REQUIREMENTS. Copy all the entries below exactly, but not the pictures.
Start DATA SHOWN
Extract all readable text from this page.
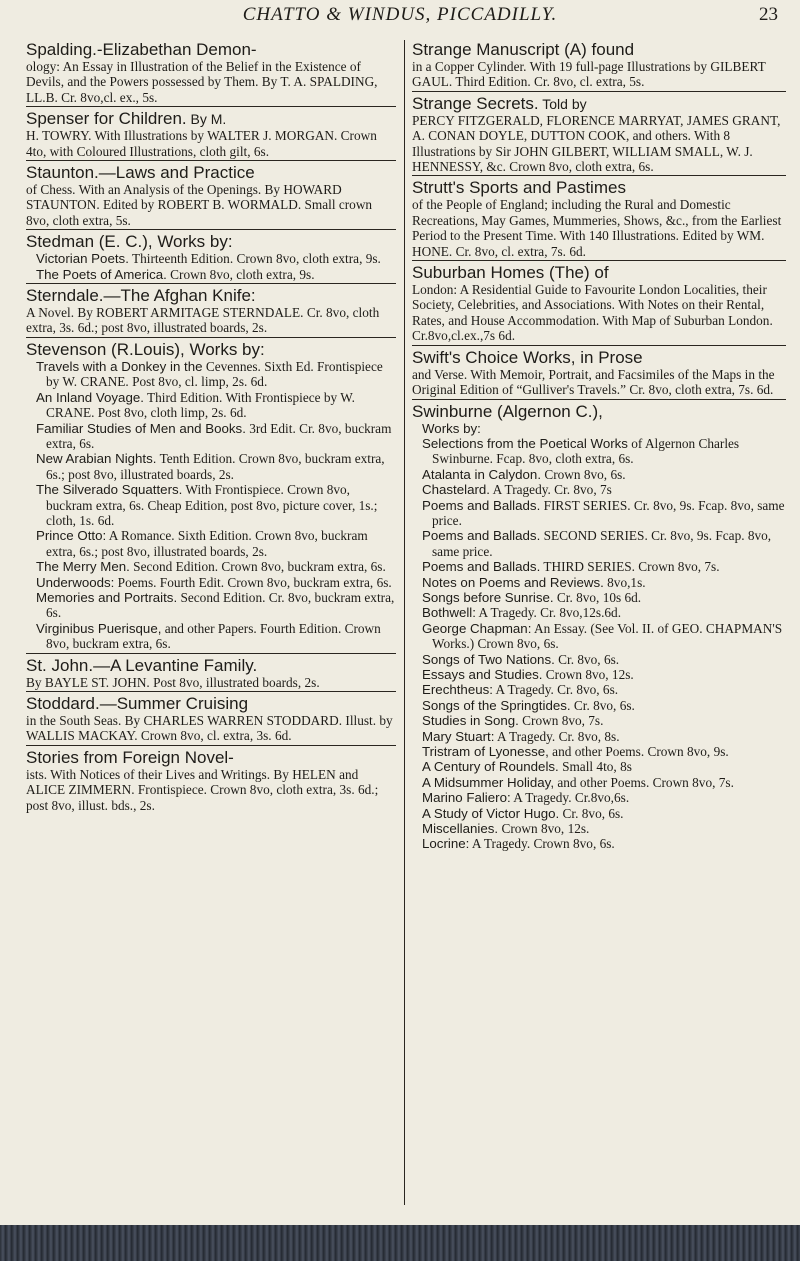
CHATTO & WINDUS, PICCADILLY.	23
Spalding.-Elizabethan Demon-
ology: An Essay in Illustration of the Belief in the Existence of Devils, and the Powers possessed by Them. By T. A. SPALDING, LL.B. Cr. 8vo,cl. ex., 5s.
Spenser for Children. By M.
H. TOWRY. With Illustrations by WALTER J. MORGAN. Crown 4to, with Coloured Illustrations, cloth gilt, 6s.
Staunton.—Laws and Practice
of Chess. With an Analysis of the Openings. By HOWARD STAUNTON. Edited by ROBERT B. WORMALD. Small crown 8vo, cloth extra, 5s.
Stedman (E. C.), Works by:
Victorian Poets. Thirteenth Edition. Crown 8vo, cloth extra, 9s.
The Poets of America. Crown 8vo, cloth extra, 9s.
Sterndale.—The Afghan Knife:
A Novel. By ROBERT ARMITAGE STERNDALE. Cr. 8vo, cloth extra, 3s. 6d.; post 8vo, illustrated boards, 2s.
Stevenson (R.Louis), Works by:
Travels with a Donkey in the Cevennes. Sixth Ed. Frontispiece by W. CRANE. Post 8vo, cl. limp, 2s. 6d.
An Inland Voyage. Third Edition. With Frontispiece by W. CRANE. Post 8vo, cloth limp, 2s. 6d.
Familiar Studies of Men and Books. 3rd Edit. Cr. 8vo, buckram extra, 6s.
New Arabian Nights. Tenth Edition. Crown 8vo, buckram extra, 6s.; post 8vo, illustrated boards, 2s.
The Silverado Squatters. With Frontispiece. Crown 8vo, buckram extra, 6s. Cheap Edition, post 8vo, picture cover, 1s.; cloth, 1s. 6d.
Prince Otto: A Romance. Sixth Edition. Crown 8vo, buckram extra, 6s.; post 8vo, illustrated boards, 2s.
The Merry Men. Second Edition. Crown 8vo, buckram extra, 6s.
Underwoods: Poems. Fourth Edit. Crown 8vo, buckram extra, 6s.
Memories and Portraits. Second Edition. Cr. 8vo, buckram extra, 6s.
Virginibus Puerisque, and other Papers. Fourth Edition. Crown 8vo, buckram extra, 6s.
St. John.—A Levantine Family.
By BAYLE ST. JOHN. Post 8vo, illustrated boards, 2s.
Stoddard.—Summer Cruising
in the South Seas. By CHARLES WARREN STODDARD. Illust. by WALLIS MACKAY. Crown 8vo, cl. extra, 3s. 6d.
Stories from Foreign Novel-
ists. With Notices of their Lives and Writings. By HELEN and ALICE ZIMMERN. Frontispiece. Crown 8vo, cloth extra, 3s. 6d.; post 8vo, illust. bds., 2s.
Strange Manuscript (A) found
in a Copper Cylinder. With 19 full-page Illustrations by GILBERT GAUL. Third Edition. Cr. 8vo, cl. extra, 5s.
Strange Secrets. Told by
PERCY FITZGERALD, FLORENCE MARRYAT, JAMES GRANT, A. CONAN DOYLE, DUTTON COOK, and others. With 8 Illustrations by Sir JOHN GILBERT, WILLIAM SMALL, W. J. HENNESSY, &c. Crown 8vo, cloth extra, 6s.
Strutt's Sports and Pastimes
of the People of England; including the Rural and Domestic Recreations, May Games, Mummeries, Shows, &c., from the Earliest Period to the Present Time. With 140 Illustrations. Edited by WM. HONE. Cr. 8vo, cl. extra, 7s. 6d.
Suburban Homes (The) of
London: A Residential Guide to Favourite London Localities, their Society, Celebrities, and Associations. With Notes on their Rental, Rates, and House Accommodation. With Map of Suburban London. Cr.8vo,cl.ex.,7s 6d.
Swift's Choice Works, in Prose
and Verse. With Memoir, Portrait, and Facsimiles of the Maps in the Original Edition of “Gulliver's Travels.” Cr. 8vo, cloth extra, 7s. 6d.
Swinburne (Algernon C.),
Works by:
Selections from the Poetical Works of Algernon Charles Swinburne. Fcap. 8vo, cloth extra, 6s.
Atalanta in Calydon. Crown 8vo, 6s.
Chastelard. A Tragedy. Cr. 8vo, 7s
Poems and Ballads. FIRST SERIES. Cr. 8vo, 9s. Fcap. 8vo, same price.
Poems and Ballads. SECOND SERIES. Cr. 8vo, 9s. Fcap. 8vo, same price.
Poems and Ballads. THIRD SERIES. Crown 8vo, 7s.
Notes on Poems and Reviews. 8vo,1s.
Songs before Sunrise. Cr. 8vo, 10s 6d.
Bothwell: A Tragedy. Cr. 8vo,12s.6d.
George Chapman: An Essay. (See Vol. II. of GEO. CHAPMAN'S Works.) Crown 8vo, 6s.
Songs of Two Nations. Cr. 8vo, 6s.
Essays and Studies. Crown 8vo, 12s.
Erechtheus: A Tragedy. Cr. 8vo, 6s.
Songs of the Springtides. Cr. 8vo, 6s.
Studies in Song. Crown 8vo, 7s.
Mary Stuart: A Tragedy. Cr. 8vo, 8s.
Tristram of Lyonesse, and other Poems. Crown 8vo, 9s.
A Century of Roundels. Small 4to, 8s
A Midsummer Holiday, and other Poems. Crown 8vo, 7s.
Marino Faliero: A Tragedy. Cr.8vo,6s.
A Study of Victor Hugo. Cr. 8vo, 6s.
Miscellanies. Crown 8vo, 12s.
Locrine: A Tragedy. Crown 8vo, 6s.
End DATA SHOWN
RESULT.
Extract all readable text from this page.
CHATTO & WINDUS, PICCADILLY.	23
Spalding.-Elizabethan Demon-
ology: An Essay in Illustration of the Belief in the Existence of Devils, and the Powers possessed by Them. By T. A. SPALDING, LL.B. Cr. 8vo,cl. ex., 5s.
Spenser for Children. By M.
H. TOWRY. With Illustrations by WALTER J. MORGAN. Crown 4to, with Coloured Illustrations, cloth gilt, 6s.
Staunton.—Laws and Practice
of Chess. With an Analysis of the Openings. By HOWARD STAUNTON. Edited by ROBERT B. WORMALD. Small crown 8vo, cloth extra, 5s.
Stedman (E. C.), Works by:
Victorian Poets. Thirteenth Edition. Crown 8vo, cloth extra, 9s.
The Poets of America. Crown 8vo, cloth extra, 9s.
Sterndale.—The Afghan Knife:
A Novel. By ROBERT ARMITAGE STERNDALE. Cr. 8vo, cloth extra, 3s. 6d.; post 8vo, illustrated boards, 2s.
Stevenson (R.Louis), Works by:
Travels with a Donkey in the Cevennes. Sixth Ed. Frontispiece by W. CRANE. Post 8vo, cl. limp, 2s. 6d.
An Inland Voyage. Third Edition. With Frontispiece by W. CRANE. Post 8vo, cloth limp, 2s. 6d.
Familiar Studies of Men and Books. 3rd Edit. Cr. 8vo, buckram extra, 6s.
New Arabian Nights. Tenth Edition. Crown 8vo, buckram extra, 6s.; post 8vo, illustrated boards, 2s.
The Silverado Squatters. With Frontispiece. Crown 8vo, buckram extra, 6s. Cheap Edition, post 8vo, picture cover, 1s.; cloth, 1s. 6d.
Prince Otto: A Romance. Sixth Edition. Crown 8vo, buckram extra, 6s.; post 8vo, illustrated boards, 2s.
The Merry Men. Second Edition. Crown 8vo, buckram extra, 6s.
Underwoods: Poems. Fourth Edit. Crown 8vo, buckram extra, 6s.
Memories and Portraits. Second Edition. Cr. 8vo, buckram extra, 6s.
Virginibus Puerisque, and other Papers. Fourth Edition. Crown 8vo, buckram extra, 6s.
St. John.—A Levantine Family.
By BAYLE ST. JOHN. Post 8vo, illustrated boards, 2s.
Stoddard.—Summer Cruising
in the South Seas. By CHARLES WARREN STODDARD. Illust. by WALLIS MACKAY. Crown 8vo, cl. extra, 3s. 6d.
Stories from Foreign Novel-
ists. With Notices of their Lives and Writings. By HELEN and ALICE ZIMMERN. Frontispiece. Crown 8vo, cloth extra, 3s. 6d.; post 8vo, illust. bds., 2s.
Strange Manuscript (A) found
in a Copper Cylinder. With 19 full-page Illustrations by GILBERT GAUL. Third Edition. Cr. 8vo, cl. extra, 5s.
Strange Secrets. Told by
PERCY FITZGERALD, FLORENCE MARRYAT, JAMES GRANT, A. CONAN DOYLE, DUTTON COOK, and others. With 8 Illustrations by Sir JOHN GILBERT, WILLIAM SMALL, W. J. HENNESSY, &c. Crown 8vo, cloth extra, 6s.
Strutt's Sports and Pastimes
of the People of England; including the Rural and Domestic Recreations, May Games, Mummeries, Shows, &c., from the Earliest Period to the Present Time. With 140 Illustrations. Edited by WM. HONE. Cr. 8vo, cl. extra, 7s. 6d.
Suburban Homes (The) of
London: A Residential Guide to Favourite London Localities, their Society, Celebrities, and Associations. With Notes on their Rental, Rates, and House Accommodation. With Map of Suburban London. Cr.8vo,cl.ex.,7s 6d.
Swift's Choice Works, in Prose
and Verse. With Memoir, Portrait, and Facsimiles of the Maps in the Original Edition of “Gulliver's Travels.” Cr. 8vo, cloth extra, 7s. 6d.
Swinburne (Algernon C.),
Works by:
Selections from the Poetical Works of Algernon Charles Swinburne. Fcap. 8vo, cloth extra, 6s.
Atalanta in Calydon. Crown 8vo, 6s.
Chastelard. A Tragedy. Cr. 8vo, 7s
Poems and Ballads. FIRST SERIES. Cr. 8vo, 9s. Fcap. 8vo, same price.
Poems and Ballads. SECOND SERIES. Cr. 8vo, 9s. Fcap. 8vo, same price.
Poems and Ballads. THIRD SERIES. Crown 8vo, 7s.
Notes on Poems and Reviews. 8vo,1s.
Songs before Sunrise. Cr. 8vo, 10s 6d.
Bothwell: A Tragedy. Cr. 8vo,12s.6d.
George Chapman: An Essay. (See Vol. II. of GEO. CHAPMAN'S Works.) Crown 8vo, 6s.
Songs of Two Nations. Cr. 8vo, 6s.
Essays and Studies. Crown 8vo, 12s.
Erechtheus: A Tragedy. Cr. 8vo, 6s.
Songs of the Springtides. Cr. 8vo, 6s.
Studies in Song. Crown 8vo, 7s.
Mary Stuart: A Tragedy. Cr. 8vo, 8s.
Tristram of Lyonesse, and other Poems. Crown 8vo, 9s.
A Century of Roundels. Small 4to, 8s
A Midsummer Holiday, and other Poems. Crown 8vo, 7s.
Marino Faliero: A Tragedy. Cr.8vo,6s.
A Study of Victor Hugo. Cr. 8vo, 6s.
Miscellanies. Crown 8vo, 12s.
Locrine: A Tragedy. Crown 8vo, 6s.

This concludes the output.